For each line below that includes the word "total", make a copy.

═════ Record list ═════

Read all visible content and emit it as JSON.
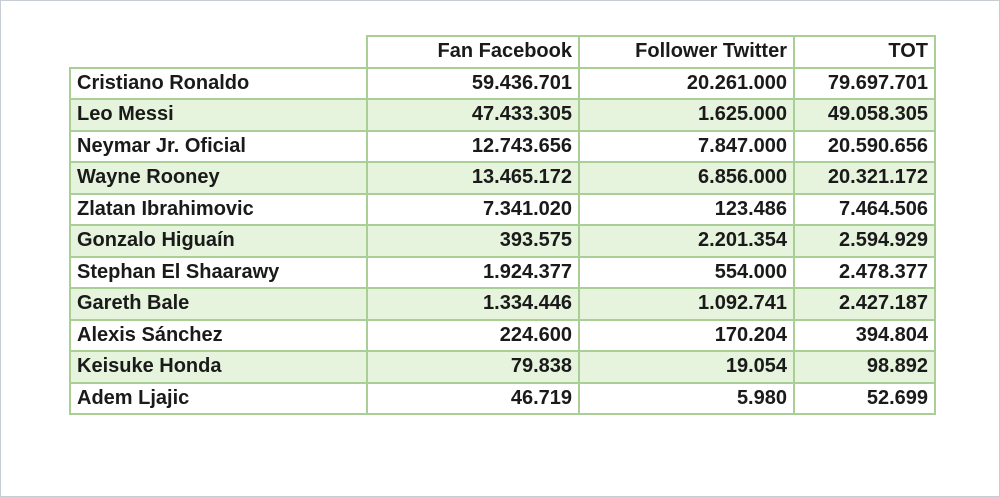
{
  "columns": {
    "facebook": "Fan Facebook",
    "twitter": "Follower Twitter",
    "total": "TOT"
  },
  "rows": [
    {
      "name": "Cristiano Ronaldo",
      "facebook": "59.436.701",
      "twitter": "20.261.000",
      "total": "79.697.701"
    },
    {
      "name": "Leo Messi",
      "facebook": "47.433.305",
      "twitter": "1.625.000",
      "total": "49.058.305"
    },
    {
      "name": "Neymar Jr. Oficial",
      "facebook": "12.743.656",
      "twitter": "7.847.000",
      "total": "20.590.656"
    },
    {
      "name": "Wayne Rooney",
      "facebook": "13.465.172",
      "twitter": "6.856.000",
      "total": "20.321.172"
    },
    {
      "name": "Zlatan Ibrahimovic",
      "facebook": "7.341.020",
      "twitter": "123.486",
      "total": "7.464.506"
    },
    {
      "name": "Gonzalo Higuaín",
      "facebook": "393.575",
      "twitter": "2.201.354",
      "total": "2.594.929"
    },
    {
      "name": "Stephan El Shaarawy",
      "facebook": "1.924.377",
      "twitter": "554.000",
      "total": "2.478.377"
    },
    {
      "name": "Gareth Bale",
      "facebook": "1.334.446",
      "twitter": "1.092.741",
      "total": "2.427.187"
    },
    {
      "name": "Alexis Sánchez",
      "facebook": "224.600",
      "twitter": "170.204",
      "total": "394.804"
    },
    {
      "name": "Keisuke Honda",
      "facebook": "79.838",
      "twitter": "19.054",
      "total": "98.892"
    },
    {
      "name": "Adem Ljajic",
      "facebook": "46.719",
      "twitter": "5.980",
      "total": "52.699"
    }
  ],
  "colors": {
    "border": "#a9cf96",
    "row_alt_background": "#e6f3dd",
    "text": "#1a1a1a"
  }
}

═════

Task answer
    "total": "TOT"
      "total": "79.697.701"
      "total": "49.058.305"
      "total": "20.590.656"
      "total": "20.321.172"
      "total": "7.464.506"
      "total": "2.594.929"
      "total": "2.478.377"
      "total": "2.427.187"
      "total": "394.804"
      "total": "98.892"
      "total": "52.699"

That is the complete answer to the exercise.